• [What is asked] Keep only the lines of the data below that contain "xlabel", and copy them.

───── Dataset records

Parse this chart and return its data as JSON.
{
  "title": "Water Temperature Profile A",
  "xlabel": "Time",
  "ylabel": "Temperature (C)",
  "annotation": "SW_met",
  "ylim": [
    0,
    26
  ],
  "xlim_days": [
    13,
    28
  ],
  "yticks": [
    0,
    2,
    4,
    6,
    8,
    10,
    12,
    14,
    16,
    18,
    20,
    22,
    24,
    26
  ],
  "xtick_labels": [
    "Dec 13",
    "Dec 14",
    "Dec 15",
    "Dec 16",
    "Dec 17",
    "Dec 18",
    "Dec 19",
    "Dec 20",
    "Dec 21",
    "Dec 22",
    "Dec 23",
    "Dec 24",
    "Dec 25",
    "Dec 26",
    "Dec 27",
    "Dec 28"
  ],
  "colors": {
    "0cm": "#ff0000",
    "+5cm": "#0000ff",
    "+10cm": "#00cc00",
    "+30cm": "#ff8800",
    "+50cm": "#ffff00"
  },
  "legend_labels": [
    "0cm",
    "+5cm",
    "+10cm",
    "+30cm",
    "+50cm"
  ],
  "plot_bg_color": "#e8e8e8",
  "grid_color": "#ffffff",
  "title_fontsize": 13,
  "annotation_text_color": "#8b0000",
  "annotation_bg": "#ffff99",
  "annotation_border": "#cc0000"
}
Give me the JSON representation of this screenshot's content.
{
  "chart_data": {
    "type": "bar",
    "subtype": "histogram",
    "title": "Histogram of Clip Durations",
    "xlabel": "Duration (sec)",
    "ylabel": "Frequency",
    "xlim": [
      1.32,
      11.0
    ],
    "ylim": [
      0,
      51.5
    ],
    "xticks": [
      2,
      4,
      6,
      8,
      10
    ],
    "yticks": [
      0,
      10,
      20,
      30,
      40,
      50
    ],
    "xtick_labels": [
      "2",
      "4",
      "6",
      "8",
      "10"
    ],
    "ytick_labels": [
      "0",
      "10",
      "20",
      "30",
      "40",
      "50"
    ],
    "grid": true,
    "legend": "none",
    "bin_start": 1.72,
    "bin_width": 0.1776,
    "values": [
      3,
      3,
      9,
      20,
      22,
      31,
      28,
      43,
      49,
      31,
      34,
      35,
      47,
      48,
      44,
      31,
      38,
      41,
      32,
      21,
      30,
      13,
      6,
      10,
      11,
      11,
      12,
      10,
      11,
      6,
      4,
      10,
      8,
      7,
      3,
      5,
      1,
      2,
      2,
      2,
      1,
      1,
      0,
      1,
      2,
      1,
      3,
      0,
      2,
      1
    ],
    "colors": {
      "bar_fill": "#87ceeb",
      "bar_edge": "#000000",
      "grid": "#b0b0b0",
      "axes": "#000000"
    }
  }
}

──────────
───── Dataset records

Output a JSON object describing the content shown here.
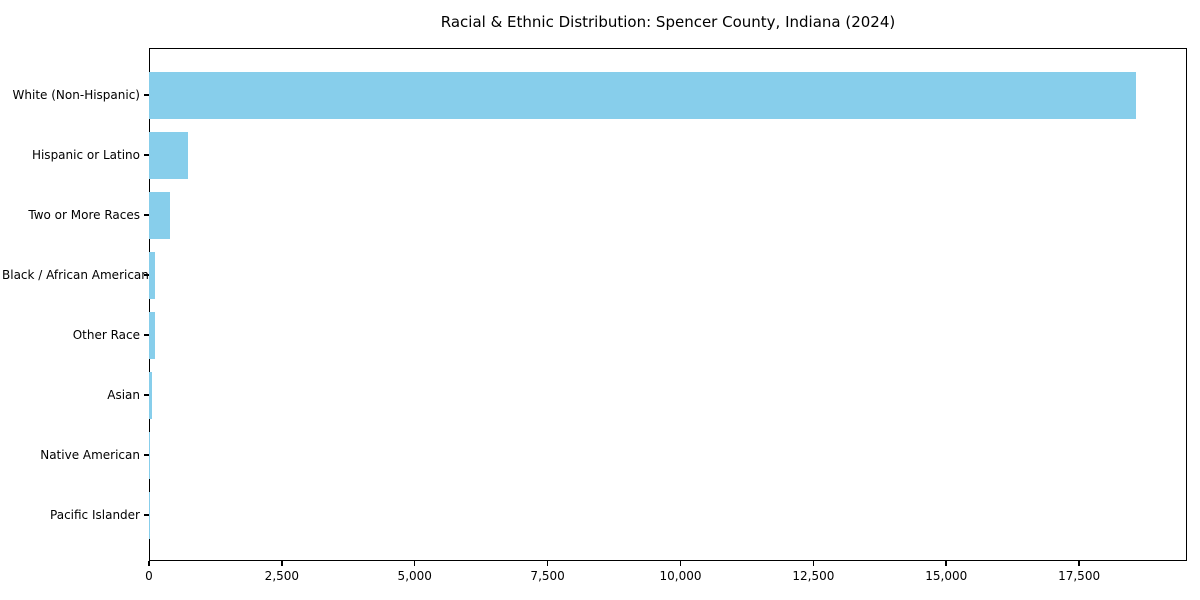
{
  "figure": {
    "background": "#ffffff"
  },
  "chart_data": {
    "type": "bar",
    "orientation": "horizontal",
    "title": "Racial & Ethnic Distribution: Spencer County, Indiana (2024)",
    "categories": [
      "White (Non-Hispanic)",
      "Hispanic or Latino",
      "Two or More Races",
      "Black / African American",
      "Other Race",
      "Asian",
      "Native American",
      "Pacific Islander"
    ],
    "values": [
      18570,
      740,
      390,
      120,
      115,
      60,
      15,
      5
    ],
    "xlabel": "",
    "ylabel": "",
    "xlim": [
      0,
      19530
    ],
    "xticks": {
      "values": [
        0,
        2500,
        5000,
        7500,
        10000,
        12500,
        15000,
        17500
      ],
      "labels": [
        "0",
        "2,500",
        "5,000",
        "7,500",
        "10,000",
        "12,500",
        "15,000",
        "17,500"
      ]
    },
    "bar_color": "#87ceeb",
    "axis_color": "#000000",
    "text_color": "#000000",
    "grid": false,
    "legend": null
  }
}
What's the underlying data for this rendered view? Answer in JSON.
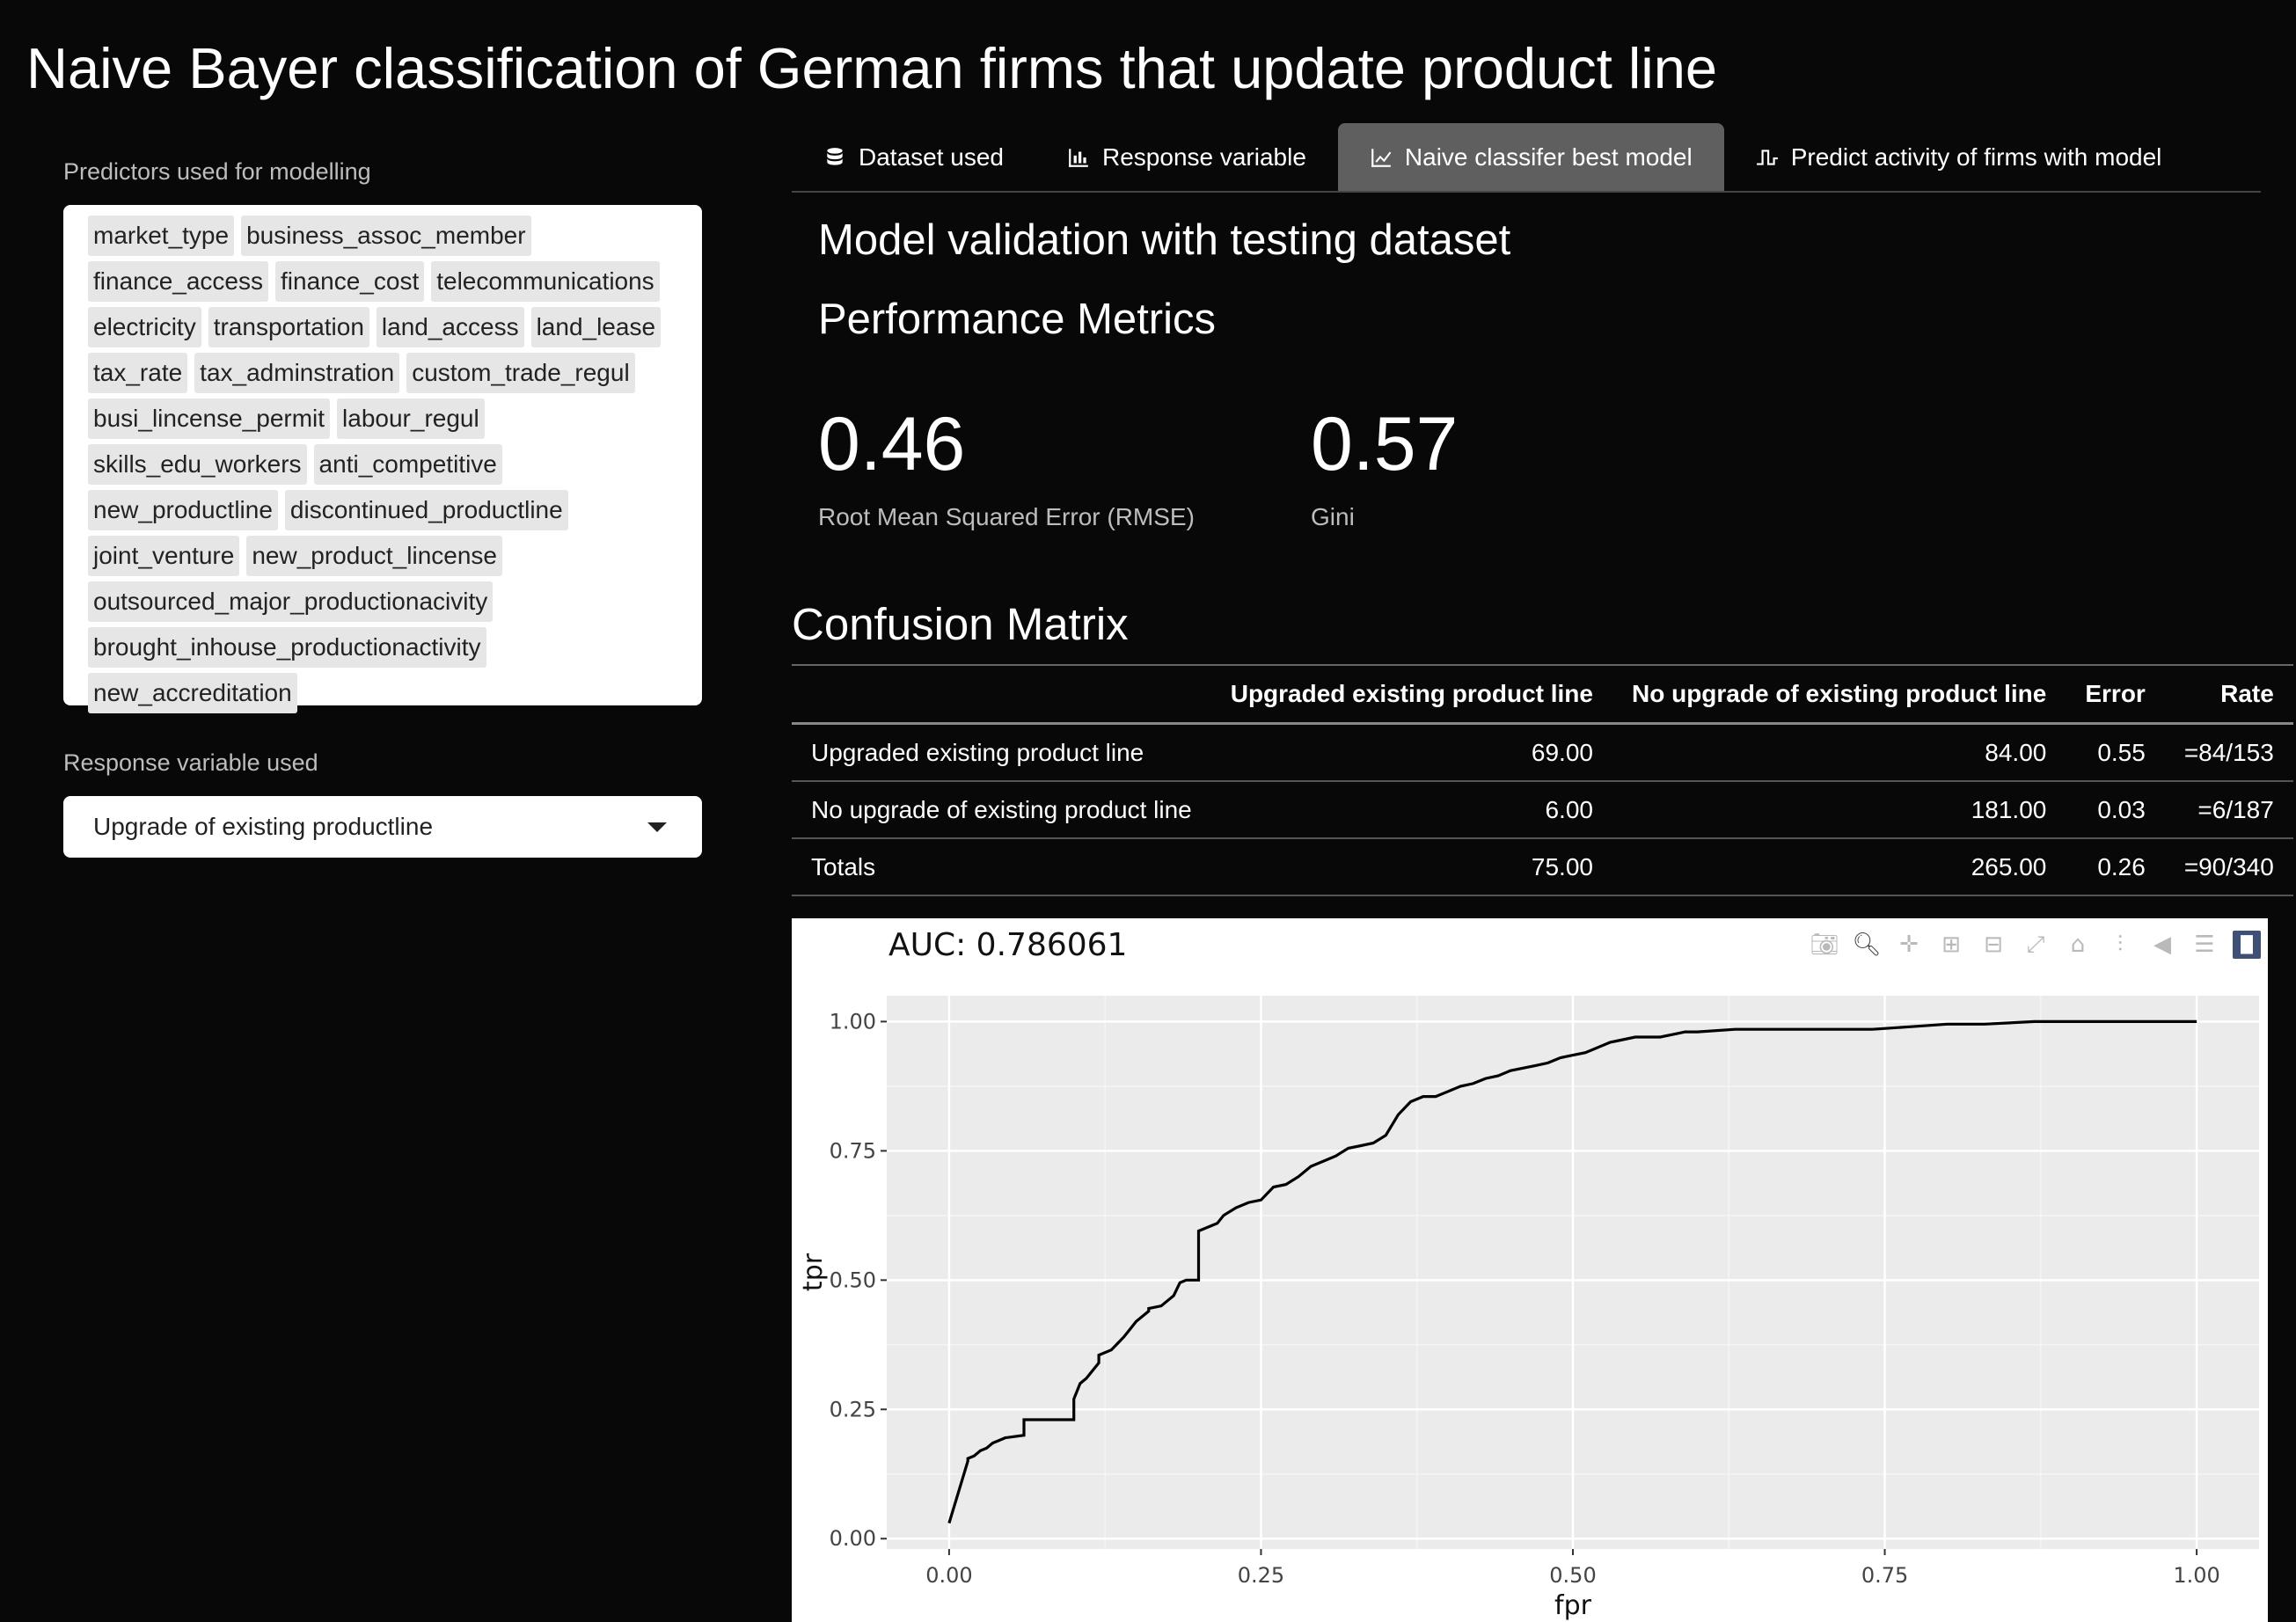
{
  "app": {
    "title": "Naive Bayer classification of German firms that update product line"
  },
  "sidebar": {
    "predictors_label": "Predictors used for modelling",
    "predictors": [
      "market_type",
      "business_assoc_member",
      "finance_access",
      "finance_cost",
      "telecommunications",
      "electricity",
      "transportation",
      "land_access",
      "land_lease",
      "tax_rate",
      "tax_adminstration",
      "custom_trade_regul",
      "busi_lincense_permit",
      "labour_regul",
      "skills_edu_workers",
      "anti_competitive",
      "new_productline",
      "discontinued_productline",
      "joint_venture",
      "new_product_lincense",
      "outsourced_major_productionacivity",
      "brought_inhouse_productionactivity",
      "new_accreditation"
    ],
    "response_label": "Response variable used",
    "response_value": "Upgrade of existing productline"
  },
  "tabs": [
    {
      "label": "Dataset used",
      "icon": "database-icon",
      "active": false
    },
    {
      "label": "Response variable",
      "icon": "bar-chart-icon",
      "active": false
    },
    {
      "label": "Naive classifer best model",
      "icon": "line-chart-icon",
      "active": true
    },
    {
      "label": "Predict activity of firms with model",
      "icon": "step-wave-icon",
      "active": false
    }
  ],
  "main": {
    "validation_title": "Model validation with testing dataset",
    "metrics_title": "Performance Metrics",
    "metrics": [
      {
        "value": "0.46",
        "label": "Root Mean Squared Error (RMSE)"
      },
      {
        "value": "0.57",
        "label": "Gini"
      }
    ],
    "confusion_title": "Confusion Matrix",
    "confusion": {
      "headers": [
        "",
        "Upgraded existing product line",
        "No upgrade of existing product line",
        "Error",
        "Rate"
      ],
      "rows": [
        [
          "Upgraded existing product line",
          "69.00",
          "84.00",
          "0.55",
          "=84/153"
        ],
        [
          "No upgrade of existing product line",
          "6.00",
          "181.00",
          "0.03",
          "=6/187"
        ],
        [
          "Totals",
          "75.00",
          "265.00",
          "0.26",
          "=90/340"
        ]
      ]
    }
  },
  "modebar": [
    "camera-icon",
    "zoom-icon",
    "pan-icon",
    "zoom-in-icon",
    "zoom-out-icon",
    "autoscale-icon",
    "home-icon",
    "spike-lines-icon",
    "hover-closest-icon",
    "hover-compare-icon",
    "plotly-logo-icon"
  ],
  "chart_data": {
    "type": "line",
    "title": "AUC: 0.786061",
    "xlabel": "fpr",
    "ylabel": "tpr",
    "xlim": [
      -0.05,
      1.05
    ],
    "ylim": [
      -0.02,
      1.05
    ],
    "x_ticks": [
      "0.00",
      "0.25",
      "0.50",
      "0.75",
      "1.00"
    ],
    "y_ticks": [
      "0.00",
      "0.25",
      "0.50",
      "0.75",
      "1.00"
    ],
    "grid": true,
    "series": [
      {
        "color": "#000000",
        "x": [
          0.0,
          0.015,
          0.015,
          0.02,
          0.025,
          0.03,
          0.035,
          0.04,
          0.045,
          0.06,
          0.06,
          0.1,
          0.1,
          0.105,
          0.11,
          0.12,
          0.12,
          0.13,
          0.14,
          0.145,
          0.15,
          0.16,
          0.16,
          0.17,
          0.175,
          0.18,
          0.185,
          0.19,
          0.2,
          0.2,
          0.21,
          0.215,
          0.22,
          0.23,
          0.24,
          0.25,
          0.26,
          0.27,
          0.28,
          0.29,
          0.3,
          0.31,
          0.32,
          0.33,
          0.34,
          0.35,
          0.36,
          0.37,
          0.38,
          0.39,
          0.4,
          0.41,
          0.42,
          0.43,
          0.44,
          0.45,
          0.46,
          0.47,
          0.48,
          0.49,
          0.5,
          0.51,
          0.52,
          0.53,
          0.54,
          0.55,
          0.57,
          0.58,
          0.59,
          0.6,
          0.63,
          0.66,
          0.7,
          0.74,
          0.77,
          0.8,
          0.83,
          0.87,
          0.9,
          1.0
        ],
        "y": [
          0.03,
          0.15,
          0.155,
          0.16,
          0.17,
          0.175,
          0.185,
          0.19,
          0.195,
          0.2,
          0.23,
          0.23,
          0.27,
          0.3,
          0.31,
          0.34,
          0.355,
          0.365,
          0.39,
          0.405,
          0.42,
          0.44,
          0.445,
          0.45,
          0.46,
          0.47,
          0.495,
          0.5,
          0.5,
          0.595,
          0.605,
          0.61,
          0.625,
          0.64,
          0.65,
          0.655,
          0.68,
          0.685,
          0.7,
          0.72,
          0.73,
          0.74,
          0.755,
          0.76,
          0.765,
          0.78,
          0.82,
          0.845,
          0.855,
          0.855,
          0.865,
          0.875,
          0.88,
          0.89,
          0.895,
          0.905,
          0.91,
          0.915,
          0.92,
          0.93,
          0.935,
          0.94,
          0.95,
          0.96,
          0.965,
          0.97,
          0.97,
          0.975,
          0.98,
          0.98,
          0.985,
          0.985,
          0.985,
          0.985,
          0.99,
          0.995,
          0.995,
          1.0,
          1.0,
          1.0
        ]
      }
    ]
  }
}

──────────

• [Full output]
  "xlabel": "Time",
    "xlabel": "Duration (sec)",
    "xlabel": "",
    "xlabel": "fpr",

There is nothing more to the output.